## RECORD SET
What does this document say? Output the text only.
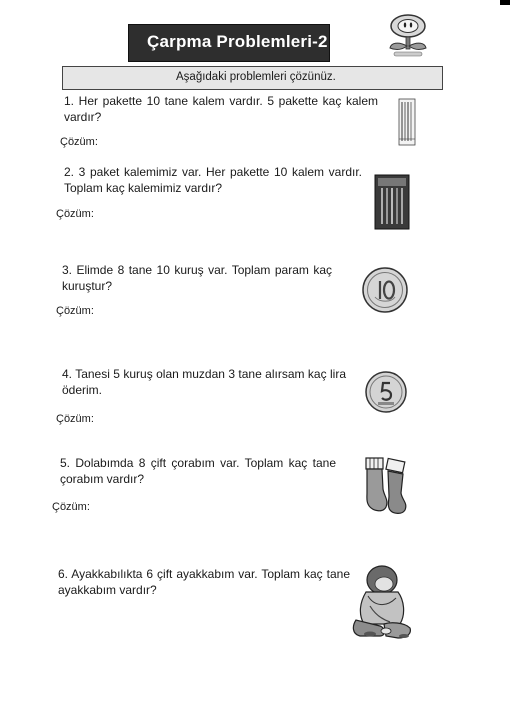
Çarpma Problemleri-2
Aşağıdaki problemleri çözünüz.
1. Her pakette 10 tane kalem vardır. 5 pakette kaç kalem vardır?
Çözüm:
2. 3 paket kalemimiz var. Her pakette 10 kalem vardır. Toplam kaç kalemimiz vardır?
Çözüm:
3. Elimde 8 tane 10 kuruş var. Toplam param kaç kuruştur?
Çözüm:
4. Tanesi 5 kuruş olan muzdan 3 tane alırsam kaç lira öderim.
Çözüm:
5. Dolabımda 8 çift çorabım var. Toplam kaç tane çorabım vardır?
Çözüm:
6. Ayakkabılıkta 6 çift ayakkabım var. Toplam kaç tane ayakkabım vardır?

## DO THIS
Write out the whole listing again, exactly, with no pictures.

## TASK OUTPUT
What does this document say? Output the text only.
Çarpma Problemleri-2
Aşağıdaki problemleri çözünüz.
1. Her pakette 10 tane kalem vardır. 5 pakette kaç kalem vardır?
Çözüm:
2. 3 paket kalemimiz var. Her pakette 10 kalem vardır. Toplam kaç kalemimiz vardır?
Çözüm:
3. Elimde 8 tane 10 kuruş var. Toplam param kaç kuruştur?
Çözüm:
4. Tanesi 5 kuruş olan muzdan 3 tane alırsam kaç lira öderim.
Çözüm:
5. Dolabımda 8 çift çorabım var. Toplam kaç tane çorabım vardır?
Çözüm:
6. Ayakkabılıkta 6 çift ayakkabım var. Toplam kaç tane ayakkabım vardır?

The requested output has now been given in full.